[WHAT YOU NEED TO DO]
**1.** List every storage system that the Spark architecture text names as a place where input and output data lives.
**2.** Answer these questions using the Spark architecture text:
(a) Which resources does the cluster manager allocate for executors?
(b) What kind of processes are executors, and where do they run?
(c) When does Spark actually run?
**3.** Pick up the Spark architecture text after its last numbered step and continue it.
Start of EXCERPT
# Apache Spark Architecture 


## Spark Cluster Architecture

Apache Spark is a **distributed compute engine**. A Spark application runs across a **cluster** (a group of machines), even if you are using a managed platform like Databricks or EMR.

### The big picture

- **Driver**: the brain of your Spark application (plans and coordinates work)
- **Executors**: the workers that run tasks and process partitions
- **Cluster Manager**: allocates resources (YARN / Kubernetes / Standalone)
- **Storage**: where input/output data lives (HDFS, S3, ADLS, GCS, DBFS, etc.)


![Spark Cluster Architecture](../images/spark_cluster_architecture.png)



### What each component does

#### Driver
- Creates the SparkSession / SparkContext
- Builds the logical plan (what to do)
- Builds the physical execution plan (how to do it)
- Splits the work into **jobs → stages → tasks**
- Sends tasks to executors and tracks progress

#### Executors
- JVM processes on worker nodes
- Run **tasks** on **partitions**
- Store cached data (if you use cache/persist)
- Write shuffle files during wide transformations

#### Cluster manager
- Controls resource allocation (CPU/memory) for executors
- Examples: **YARN**, **Kubernetes**, **Standalone**



## How a Spark Application Runs 

Spark is **lazy**: transformations build a plan, and Spark actually runs when an **action** happens.

### Typical workflow

1. **Driver starts** and creates SparkSession/SparkContext  
2. You define transformations (map/filter/select/withColumn/...)
End of EXCERPT
Start of DATASET ENTRIES
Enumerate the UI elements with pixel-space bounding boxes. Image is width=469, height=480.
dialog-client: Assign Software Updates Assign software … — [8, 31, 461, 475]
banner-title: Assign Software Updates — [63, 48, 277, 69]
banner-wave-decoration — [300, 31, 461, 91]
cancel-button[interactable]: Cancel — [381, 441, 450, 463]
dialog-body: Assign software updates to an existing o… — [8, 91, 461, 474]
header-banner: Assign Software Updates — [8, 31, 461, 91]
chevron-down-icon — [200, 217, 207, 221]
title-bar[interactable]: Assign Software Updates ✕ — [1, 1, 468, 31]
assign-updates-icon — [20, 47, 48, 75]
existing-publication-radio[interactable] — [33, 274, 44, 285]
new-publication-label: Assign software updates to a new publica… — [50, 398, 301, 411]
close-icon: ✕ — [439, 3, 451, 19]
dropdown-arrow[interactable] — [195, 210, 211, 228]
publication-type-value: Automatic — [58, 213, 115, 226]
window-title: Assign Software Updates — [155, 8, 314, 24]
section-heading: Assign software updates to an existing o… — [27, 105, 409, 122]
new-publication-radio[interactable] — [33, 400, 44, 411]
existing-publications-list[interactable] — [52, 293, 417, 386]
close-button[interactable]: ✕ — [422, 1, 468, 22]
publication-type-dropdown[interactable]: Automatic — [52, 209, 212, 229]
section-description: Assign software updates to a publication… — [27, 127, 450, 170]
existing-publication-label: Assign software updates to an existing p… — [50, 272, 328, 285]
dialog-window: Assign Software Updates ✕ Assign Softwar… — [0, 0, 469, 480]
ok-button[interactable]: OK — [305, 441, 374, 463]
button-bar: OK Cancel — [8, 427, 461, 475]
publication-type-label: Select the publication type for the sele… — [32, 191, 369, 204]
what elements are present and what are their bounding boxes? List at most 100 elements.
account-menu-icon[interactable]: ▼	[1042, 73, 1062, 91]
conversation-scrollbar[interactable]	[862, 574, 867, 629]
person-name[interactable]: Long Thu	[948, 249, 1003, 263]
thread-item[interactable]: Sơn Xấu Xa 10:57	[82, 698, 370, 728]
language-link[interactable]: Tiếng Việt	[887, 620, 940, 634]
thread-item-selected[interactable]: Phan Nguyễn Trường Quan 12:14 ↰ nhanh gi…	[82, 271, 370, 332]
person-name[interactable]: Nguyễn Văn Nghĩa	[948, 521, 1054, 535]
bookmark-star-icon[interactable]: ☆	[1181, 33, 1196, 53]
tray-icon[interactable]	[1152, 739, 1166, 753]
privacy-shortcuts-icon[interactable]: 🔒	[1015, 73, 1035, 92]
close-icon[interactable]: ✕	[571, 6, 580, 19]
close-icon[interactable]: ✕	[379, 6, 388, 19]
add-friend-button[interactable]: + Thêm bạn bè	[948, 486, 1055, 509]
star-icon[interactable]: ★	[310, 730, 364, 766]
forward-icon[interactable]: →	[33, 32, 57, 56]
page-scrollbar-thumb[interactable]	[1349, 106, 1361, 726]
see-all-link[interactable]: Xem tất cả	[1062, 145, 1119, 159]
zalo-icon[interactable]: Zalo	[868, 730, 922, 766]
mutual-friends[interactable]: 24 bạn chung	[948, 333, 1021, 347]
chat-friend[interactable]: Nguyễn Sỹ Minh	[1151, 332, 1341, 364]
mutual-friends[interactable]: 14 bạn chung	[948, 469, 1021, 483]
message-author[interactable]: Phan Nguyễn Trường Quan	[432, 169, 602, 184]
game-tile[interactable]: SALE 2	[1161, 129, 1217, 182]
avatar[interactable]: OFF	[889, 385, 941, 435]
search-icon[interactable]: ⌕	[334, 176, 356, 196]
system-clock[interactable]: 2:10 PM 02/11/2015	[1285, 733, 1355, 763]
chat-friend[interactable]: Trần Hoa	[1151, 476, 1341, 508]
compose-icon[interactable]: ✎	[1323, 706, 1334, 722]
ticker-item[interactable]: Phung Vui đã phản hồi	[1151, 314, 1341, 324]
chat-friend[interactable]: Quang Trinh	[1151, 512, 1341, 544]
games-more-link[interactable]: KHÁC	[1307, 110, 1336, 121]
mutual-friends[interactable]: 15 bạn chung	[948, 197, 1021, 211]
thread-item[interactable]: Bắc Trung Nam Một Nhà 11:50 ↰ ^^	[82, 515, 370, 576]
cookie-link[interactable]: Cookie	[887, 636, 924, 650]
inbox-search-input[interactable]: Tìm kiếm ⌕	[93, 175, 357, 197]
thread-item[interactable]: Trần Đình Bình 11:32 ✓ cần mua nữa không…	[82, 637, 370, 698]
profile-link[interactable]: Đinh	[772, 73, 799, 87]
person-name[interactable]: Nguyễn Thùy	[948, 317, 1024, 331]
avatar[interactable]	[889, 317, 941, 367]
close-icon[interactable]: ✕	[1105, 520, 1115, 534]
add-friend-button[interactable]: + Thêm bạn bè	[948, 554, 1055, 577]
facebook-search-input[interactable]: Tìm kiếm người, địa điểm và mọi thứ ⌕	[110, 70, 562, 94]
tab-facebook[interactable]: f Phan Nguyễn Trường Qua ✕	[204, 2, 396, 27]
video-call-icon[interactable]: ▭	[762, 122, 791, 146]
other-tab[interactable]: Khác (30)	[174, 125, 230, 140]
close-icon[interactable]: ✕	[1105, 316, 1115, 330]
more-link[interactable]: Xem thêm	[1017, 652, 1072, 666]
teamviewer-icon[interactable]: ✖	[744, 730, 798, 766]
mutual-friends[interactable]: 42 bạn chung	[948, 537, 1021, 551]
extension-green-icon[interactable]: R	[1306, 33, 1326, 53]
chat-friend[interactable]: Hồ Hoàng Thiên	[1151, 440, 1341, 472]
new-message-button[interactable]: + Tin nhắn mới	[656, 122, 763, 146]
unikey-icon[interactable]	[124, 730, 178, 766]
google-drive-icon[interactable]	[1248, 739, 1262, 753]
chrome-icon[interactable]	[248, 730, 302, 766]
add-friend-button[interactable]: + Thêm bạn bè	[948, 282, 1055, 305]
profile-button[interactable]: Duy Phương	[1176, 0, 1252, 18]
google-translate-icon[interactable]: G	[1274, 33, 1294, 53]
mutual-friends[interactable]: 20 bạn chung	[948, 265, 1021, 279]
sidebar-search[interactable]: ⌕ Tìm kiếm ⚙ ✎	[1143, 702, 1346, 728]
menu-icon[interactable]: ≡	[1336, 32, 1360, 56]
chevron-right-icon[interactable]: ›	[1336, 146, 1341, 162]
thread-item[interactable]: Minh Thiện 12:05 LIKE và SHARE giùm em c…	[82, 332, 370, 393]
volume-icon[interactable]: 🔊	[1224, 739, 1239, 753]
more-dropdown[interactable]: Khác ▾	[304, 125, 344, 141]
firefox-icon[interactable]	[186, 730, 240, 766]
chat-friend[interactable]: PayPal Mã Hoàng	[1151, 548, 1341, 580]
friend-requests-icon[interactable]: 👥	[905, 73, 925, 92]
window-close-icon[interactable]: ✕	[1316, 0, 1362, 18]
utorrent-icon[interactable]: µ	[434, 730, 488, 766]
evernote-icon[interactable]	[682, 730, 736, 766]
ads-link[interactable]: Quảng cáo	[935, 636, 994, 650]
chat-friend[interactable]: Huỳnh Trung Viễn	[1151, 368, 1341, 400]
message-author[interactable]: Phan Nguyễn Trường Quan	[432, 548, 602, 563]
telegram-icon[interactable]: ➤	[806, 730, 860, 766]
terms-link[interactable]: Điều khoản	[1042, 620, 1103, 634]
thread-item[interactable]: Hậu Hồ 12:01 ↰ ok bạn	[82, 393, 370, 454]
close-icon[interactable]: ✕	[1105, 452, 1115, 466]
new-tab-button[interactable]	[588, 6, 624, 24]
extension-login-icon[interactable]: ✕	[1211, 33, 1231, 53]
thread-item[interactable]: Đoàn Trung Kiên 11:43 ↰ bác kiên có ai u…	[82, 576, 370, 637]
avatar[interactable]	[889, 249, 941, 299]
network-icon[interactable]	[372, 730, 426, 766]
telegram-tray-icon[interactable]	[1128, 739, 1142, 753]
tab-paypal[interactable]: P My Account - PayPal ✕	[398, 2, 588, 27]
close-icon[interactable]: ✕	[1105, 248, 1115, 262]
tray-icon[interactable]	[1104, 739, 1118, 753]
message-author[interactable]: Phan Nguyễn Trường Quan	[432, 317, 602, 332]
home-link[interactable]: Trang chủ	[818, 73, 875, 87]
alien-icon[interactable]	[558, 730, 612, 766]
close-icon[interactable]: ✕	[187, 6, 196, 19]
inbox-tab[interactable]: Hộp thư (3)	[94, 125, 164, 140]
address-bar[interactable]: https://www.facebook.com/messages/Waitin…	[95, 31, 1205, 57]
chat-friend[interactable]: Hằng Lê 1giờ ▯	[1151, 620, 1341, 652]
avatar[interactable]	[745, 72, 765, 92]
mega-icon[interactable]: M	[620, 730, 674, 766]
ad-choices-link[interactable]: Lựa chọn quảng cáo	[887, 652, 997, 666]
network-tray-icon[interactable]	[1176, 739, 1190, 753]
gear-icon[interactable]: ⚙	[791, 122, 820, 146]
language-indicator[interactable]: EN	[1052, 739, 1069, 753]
End of DATASET ENTRIES
[EXPECTED RESULTS]
**1.** HDFS, S3, ADLS, GCS, DBFS

**2.**
(a) CPU and memory.
(b) JVM processes on worker nodes.
(c) When an action happens.

**3.**
3. Spark builds a **DAG** (Directed Acyclic Graph) of transformations  
4. When an **action** happens (count/collect/write/show/...), Spark creates a **job**  
5. Job is split into **stages** (based on shuffle boundaries)  
6. Each stage is split into **tasks** (1 task per partition)  
7. Tasks run on executors; shuffle may occur between stages  
8. Results are returned to driver or written to storage

### Image placeholder: DAG → stages → tasks
![DAG, Stages, Tasks](../images/spark_dag_stages_tasks.png)



### Narrow vs Wide transformations (why stages form)

- **Narrow transformation**: each output partition depends on **one** input partition  
  Examples: `map`, `filter`, `flatMap`, `select`, `withColumn`  
  ✅ Usually stays within the same stage

- **Wide transformation**: output partition depends on **many** input partitions  
  Examples: `groupByKey`, `reduceByKey`, `join`, `groupBy`, `distinct`  
  ⚠️ Requires **shuffle** and creates a new stage

Spark docs explain shuffle as the mechanism that re-distributes data across partitions and executors, often involving disk + network IO.

### Image placeholder: Shuffle
![Shuffle](../images/spark_shuffle.png)



## Key Terminologies 

- **Application**: one Spark program run (one driver + many executors)
- **Job**: created by an **action** (e.g., `count()`, `collect()`, `write`, `show()`)
- **Stage**: a set of tasks that can run without shuffle (bounded by shuffle)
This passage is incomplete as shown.